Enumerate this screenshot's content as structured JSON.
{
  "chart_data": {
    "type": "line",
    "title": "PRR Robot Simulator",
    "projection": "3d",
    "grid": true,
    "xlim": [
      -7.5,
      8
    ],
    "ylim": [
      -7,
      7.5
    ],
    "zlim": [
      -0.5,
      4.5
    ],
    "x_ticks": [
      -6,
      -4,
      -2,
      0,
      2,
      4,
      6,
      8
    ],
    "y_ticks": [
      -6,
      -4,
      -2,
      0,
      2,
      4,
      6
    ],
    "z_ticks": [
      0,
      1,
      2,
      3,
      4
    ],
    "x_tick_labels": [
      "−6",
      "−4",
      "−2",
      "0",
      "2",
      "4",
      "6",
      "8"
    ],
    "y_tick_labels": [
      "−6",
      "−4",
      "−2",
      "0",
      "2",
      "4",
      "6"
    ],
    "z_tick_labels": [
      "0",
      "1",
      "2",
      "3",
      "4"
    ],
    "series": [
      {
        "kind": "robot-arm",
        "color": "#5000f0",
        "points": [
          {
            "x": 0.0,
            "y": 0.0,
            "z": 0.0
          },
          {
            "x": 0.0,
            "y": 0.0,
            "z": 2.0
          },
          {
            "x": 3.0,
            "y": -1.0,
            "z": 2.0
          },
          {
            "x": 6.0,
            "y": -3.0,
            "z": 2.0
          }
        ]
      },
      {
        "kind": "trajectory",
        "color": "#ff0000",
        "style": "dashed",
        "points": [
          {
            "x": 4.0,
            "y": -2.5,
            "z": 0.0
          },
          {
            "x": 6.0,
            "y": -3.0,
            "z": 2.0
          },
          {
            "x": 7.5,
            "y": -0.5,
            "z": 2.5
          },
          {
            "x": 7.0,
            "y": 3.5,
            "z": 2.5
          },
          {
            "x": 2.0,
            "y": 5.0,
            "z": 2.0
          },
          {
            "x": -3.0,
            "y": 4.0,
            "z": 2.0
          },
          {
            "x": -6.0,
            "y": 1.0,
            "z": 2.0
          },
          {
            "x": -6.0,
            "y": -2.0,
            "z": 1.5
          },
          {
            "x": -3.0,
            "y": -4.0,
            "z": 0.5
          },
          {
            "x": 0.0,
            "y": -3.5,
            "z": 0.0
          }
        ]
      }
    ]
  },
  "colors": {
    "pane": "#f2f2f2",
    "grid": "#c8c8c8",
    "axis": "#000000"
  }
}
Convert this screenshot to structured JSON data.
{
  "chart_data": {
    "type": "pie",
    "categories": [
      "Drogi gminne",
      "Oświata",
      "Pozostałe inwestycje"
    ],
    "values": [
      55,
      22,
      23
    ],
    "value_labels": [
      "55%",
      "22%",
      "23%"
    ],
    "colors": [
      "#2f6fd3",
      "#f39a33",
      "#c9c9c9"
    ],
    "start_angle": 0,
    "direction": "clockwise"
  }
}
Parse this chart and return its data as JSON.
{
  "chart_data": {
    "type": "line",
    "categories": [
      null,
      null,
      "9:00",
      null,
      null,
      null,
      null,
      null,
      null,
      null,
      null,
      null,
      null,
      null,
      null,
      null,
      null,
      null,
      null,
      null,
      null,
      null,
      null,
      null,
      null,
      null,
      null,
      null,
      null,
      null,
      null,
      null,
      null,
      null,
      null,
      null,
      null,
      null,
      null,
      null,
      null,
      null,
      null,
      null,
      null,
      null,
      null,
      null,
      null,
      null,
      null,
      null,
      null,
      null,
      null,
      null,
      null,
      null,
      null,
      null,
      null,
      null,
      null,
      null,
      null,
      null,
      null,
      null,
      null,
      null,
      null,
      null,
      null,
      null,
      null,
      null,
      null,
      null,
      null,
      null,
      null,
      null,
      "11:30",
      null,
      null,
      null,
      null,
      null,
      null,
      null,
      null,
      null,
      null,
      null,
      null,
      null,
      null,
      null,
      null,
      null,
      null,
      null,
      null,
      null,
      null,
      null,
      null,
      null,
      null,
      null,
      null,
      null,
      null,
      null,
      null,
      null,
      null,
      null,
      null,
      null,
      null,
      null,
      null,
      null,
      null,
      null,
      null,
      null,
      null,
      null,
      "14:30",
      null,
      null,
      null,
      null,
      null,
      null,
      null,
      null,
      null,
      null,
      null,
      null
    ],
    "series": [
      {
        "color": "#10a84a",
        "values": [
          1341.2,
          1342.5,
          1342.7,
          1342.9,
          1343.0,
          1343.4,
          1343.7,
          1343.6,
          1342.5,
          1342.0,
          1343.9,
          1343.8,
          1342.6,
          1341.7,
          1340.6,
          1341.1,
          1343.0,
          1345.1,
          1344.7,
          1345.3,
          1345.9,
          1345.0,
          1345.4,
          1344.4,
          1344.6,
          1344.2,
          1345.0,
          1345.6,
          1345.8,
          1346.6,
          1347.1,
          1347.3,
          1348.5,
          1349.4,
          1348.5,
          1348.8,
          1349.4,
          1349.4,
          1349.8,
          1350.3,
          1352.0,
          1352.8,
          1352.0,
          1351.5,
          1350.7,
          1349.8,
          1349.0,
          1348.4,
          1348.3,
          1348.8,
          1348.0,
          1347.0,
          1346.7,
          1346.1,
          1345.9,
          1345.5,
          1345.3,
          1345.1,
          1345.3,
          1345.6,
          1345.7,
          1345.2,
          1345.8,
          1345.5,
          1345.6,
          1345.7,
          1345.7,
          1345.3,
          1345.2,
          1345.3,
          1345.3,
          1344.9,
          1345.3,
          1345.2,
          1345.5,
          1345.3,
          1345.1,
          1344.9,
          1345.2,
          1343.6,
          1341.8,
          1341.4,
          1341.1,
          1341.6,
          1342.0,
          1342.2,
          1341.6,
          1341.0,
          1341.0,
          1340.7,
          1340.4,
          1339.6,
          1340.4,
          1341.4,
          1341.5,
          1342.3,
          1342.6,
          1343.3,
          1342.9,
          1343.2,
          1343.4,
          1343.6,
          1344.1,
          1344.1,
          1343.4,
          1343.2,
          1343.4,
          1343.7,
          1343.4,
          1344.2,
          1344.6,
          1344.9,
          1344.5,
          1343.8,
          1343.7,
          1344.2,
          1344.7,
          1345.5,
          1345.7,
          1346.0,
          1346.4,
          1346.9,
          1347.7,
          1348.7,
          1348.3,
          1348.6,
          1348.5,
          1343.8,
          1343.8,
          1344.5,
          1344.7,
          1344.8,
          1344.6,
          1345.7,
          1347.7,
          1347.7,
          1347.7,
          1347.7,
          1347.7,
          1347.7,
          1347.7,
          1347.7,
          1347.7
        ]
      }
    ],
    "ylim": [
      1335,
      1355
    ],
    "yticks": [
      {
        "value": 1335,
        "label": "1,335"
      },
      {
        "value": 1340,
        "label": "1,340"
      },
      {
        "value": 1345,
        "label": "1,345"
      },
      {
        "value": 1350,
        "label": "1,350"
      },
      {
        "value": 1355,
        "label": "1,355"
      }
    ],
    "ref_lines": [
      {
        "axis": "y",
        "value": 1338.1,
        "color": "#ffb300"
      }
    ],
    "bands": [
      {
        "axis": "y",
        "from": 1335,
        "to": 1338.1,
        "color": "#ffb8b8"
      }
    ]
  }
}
=======
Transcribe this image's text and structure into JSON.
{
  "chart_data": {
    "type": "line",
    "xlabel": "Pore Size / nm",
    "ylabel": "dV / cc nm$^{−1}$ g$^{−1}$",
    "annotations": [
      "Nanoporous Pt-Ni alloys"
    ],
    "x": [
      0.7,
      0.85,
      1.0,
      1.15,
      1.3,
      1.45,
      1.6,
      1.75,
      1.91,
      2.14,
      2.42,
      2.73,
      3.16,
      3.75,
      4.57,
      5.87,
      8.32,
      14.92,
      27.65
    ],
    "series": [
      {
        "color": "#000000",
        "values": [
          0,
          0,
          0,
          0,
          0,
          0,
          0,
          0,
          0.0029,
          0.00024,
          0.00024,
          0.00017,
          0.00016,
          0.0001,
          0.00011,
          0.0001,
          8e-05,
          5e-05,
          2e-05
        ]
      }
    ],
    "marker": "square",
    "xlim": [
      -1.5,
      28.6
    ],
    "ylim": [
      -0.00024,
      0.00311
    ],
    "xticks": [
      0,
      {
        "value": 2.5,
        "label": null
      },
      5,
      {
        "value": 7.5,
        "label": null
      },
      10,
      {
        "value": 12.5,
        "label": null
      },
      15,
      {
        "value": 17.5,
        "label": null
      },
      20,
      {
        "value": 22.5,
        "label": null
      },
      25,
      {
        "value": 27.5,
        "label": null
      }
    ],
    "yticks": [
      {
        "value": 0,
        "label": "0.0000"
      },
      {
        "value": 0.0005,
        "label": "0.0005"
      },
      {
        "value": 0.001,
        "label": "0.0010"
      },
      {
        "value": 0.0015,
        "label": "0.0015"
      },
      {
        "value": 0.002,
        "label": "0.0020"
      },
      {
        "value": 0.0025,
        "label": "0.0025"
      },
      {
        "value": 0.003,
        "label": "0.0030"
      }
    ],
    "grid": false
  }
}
=======
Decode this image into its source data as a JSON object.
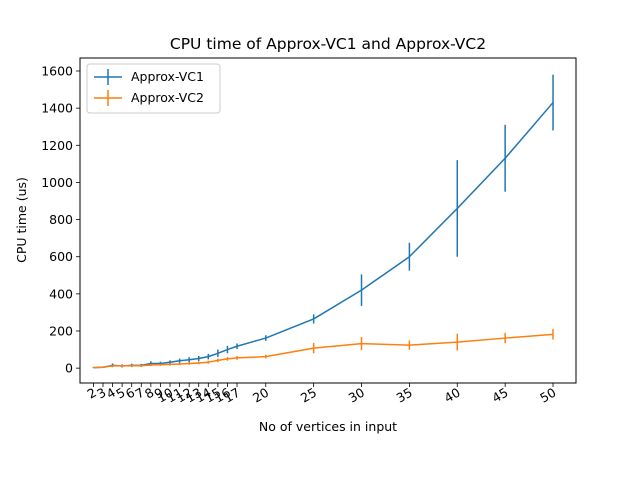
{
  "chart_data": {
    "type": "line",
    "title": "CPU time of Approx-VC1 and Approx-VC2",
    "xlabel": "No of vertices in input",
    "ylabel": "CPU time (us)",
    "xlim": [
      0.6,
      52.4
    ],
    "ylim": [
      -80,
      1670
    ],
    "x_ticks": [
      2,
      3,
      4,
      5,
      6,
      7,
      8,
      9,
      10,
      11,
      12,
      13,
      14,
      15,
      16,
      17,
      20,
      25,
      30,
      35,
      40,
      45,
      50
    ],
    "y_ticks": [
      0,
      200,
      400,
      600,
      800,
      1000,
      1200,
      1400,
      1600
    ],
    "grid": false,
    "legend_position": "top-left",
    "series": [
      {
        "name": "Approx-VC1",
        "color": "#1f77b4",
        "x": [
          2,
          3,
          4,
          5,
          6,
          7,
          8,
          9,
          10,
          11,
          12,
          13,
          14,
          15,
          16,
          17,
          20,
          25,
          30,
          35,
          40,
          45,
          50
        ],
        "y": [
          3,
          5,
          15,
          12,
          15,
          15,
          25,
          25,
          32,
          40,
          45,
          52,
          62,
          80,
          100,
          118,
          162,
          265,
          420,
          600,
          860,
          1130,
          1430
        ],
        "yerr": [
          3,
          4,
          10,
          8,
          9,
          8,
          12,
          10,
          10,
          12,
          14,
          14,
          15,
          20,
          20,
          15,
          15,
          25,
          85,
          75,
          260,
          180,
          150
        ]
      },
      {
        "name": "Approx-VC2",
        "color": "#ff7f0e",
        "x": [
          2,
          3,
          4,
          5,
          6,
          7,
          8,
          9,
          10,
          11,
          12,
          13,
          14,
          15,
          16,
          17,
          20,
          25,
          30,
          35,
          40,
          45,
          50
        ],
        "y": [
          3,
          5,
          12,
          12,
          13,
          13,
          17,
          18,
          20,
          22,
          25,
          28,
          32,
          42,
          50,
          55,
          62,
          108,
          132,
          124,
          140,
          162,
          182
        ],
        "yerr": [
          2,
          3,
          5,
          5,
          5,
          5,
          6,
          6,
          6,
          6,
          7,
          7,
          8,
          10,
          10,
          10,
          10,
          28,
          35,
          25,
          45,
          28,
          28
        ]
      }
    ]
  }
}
=======
-- AIM --
Copy out every line that includes the word "title".

-- SOLUTION TO THE PROBLEM --
    "title": "PRR Robot Simulator",
    "title": "CPU time of Approx-VC1 and Approx-VC2",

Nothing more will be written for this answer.